Der 36 Jahre alte Informatiker soll einer der führenden Köpfe des Thüringer Heimatschutzes gewesen sein - dem Netzwerk gehörten auch die 1998 abgetauchten NSU-Rechtsterroristen Beate Zschäpe, Uwe Böhnhardt und Uwe Mundlos an. Auf Bildern aus den 1990er-Jahren ist Wohlleben mit Mundlos und Bönhardt zu sehen.

Zeitweise war Wohlleben stellvertretender NPD-Landeschef in Thüringen. Er war auch Herausgeber der NPD-Postille "Thüringenstimme", nach Angaben der Partei trat er vor gut einem Jahr aus der NPD aus.

Bereits am vergangenen Donnerstag hatten Beamte Wohllebens Wohnung durchsucht, festgenommen wurde niemand. Zumindest nicht in seiner Wohnung. Dennoch hatten die Ermittler an diesem Tag zugeschlagen - und verhafteten Andre E. Der 32-Jährige aus Sachsen soll das menschenverachtende Propagandavideo hergestellt haben, in dem sich die NSU zu neun Morden an ausländischen Kleinunternehmern und den Mordanschlägen auf zwei Polizisten in Heilbronn bekennt.

• • •

Arbeitsaufträge:
1) Schreiben Sie aus dem Textauszug den Abschnitt von „Der 36 Jahre“ bis „der NPD aus.“ wortgetreu ab.
2) Welche Publikation gab Wohlleben laut dem Textauszug heraus?
3) Führen Sie den Bericht über die Ermittlungen gegen Wohlleben und die NSU im Anschluss an seinen letzten Satz weiter.

Gespeicherte Dateneinträge:
• • •

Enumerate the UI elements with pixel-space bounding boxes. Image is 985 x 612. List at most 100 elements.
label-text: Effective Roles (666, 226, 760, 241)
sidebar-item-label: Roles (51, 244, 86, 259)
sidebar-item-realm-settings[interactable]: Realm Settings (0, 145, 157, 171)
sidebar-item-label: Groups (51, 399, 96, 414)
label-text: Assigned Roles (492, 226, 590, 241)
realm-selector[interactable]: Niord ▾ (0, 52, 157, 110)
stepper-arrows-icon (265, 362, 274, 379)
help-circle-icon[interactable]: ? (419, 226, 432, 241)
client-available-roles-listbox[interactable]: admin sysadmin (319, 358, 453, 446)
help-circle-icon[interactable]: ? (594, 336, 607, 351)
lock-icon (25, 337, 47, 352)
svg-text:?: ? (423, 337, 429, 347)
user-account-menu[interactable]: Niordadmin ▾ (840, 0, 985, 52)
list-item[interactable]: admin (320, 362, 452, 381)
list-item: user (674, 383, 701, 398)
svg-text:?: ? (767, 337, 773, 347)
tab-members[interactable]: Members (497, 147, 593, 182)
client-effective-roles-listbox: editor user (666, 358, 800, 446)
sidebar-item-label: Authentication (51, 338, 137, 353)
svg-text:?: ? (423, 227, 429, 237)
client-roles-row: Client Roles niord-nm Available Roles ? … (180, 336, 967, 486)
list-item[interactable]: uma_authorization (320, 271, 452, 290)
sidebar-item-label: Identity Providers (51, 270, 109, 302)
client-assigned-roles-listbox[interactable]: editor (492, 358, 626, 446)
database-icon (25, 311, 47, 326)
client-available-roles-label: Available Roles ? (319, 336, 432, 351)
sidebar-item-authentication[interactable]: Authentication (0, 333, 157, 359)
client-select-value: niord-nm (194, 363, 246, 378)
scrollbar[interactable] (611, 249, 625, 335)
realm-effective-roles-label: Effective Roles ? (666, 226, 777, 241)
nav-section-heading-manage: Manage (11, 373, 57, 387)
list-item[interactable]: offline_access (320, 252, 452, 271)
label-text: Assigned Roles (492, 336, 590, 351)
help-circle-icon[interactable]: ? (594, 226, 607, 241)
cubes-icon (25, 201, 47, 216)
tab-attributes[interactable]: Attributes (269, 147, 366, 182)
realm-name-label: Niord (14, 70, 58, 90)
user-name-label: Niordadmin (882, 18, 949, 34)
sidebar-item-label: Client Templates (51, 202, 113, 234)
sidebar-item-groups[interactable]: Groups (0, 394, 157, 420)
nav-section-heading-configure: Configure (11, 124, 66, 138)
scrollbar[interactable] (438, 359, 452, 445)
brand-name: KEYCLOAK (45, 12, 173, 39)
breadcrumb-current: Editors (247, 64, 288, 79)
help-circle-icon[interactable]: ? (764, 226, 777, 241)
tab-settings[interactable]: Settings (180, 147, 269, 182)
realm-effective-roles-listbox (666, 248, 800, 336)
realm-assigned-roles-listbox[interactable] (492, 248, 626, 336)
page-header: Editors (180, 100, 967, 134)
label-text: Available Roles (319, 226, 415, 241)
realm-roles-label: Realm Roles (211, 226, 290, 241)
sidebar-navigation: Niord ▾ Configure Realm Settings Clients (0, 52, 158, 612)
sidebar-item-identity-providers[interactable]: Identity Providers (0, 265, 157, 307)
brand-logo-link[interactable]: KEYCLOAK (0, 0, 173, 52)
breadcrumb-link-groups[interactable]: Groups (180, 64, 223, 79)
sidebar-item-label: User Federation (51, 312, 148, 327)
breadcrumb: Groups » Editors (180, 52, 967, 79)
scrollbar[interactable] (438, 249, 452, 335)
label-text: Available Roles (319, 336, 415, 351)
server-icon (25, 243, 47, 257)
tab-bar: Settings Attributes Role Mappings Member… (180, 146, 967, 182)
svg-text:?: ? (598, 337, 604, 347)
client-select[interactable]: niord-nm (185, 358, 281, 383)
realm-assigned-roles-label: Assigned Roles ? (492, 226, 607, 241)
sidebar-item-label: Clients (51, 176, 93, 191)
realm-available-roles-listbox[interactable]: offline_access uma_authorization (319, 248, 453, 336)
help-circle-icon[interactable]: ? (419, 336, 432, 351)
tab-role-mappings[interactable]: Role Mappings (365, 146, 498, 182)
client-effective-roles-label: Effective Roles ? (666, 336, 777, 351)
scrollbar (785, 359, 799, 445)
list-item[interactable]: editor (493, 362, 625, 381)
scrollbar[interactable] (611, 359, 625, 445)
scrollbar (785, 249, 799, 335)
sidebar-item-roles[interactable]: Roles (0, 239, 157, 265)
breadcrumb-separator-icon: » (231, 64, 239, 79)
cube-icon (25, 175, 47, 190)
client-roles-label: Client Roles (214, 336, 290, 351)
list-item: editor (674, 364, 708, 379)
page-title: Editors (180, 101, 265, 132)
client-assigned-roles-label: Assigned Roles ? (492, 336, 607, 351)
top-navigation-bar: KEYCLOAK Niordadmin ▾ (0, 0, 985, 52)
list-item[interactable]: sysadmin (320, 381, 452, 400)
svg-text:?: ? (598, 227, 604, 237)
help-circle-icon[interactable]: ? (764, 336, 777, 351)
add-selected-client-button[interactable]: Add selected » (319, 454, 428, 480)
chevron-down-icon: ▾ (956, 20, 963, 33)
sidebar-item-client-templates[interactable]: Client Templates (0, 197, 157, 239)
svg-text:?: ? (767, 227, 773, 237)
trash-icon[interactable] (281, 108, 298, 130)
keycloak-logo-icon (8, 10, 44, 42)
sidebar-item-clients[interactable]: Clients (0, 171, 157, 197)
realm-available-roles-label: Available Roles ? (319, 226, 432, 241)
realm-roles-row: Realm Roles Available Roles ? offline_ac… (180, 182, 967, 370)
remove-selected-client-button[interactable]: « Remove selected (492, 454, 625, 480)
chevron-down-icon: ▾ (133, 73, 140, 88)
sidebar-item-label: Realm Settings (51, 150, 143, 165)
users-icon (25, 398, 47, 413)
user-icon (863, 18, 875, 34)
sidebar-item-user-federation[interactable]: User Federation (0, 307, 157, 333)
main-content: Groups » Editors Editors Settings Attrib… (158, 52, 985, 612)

• • •

Lösungen:
1)
Der 36 Jahre alte Informatiker soll einer der führenden Köpfe des Thüringer Heimatschutzes gewesen sein - dem Netzwerk gehörten auch die 1998 abgetauchten NSU-Rechtsterroristen Beate Zschäpe, Uwe Böhnhardt und Uwe Mundlos an. Auf Bildern aus den 1990er-Jahren ist Wohlleben mit Mundlos und Bönhardt zu sehen.

Zeitweise war Wohlleben stellvertretender NPD-Landeschef in Thüringen. Er war auch Herausgeber der NPD-Postille "Thüringenstimme", nach Angaben der Partei trat er vor gut einem Jahr aus der NPD aus.

2) Die NPD-Postille „Thüringenstimme“.

3)
Als Konsequenz aus der jahrelang unentdeckt gebliebenen Mordserie will Bundesinnenminister Hans-Peter Friedrich (CSU) möglichst schnell einen Gesetzentwurf zu einer umfassenden Datei zu gewaltbereiten Rechtsextremisten vorlegen. Regierungskreise bestätigten gestern einen entsprechenden Bericht der "Süddeutschen Zeitung". Friedrichs Verbunddatei gehört zu dem Zehn-Punkte-Plan, den das Bundesinnenministerium nach Bekanntwerden der Zwickauer Neonazi-Zelle vorgelegt hatte. Im Gespräch ist unter anderem, Bankverbindungen, Telefonverbindungen und Kontaktleute von gewaltbereiten Rechtsextremisten zentral zu speichern. Das Bundesjustizministerium reagiert bislang zurückhaltend auf die Pläne.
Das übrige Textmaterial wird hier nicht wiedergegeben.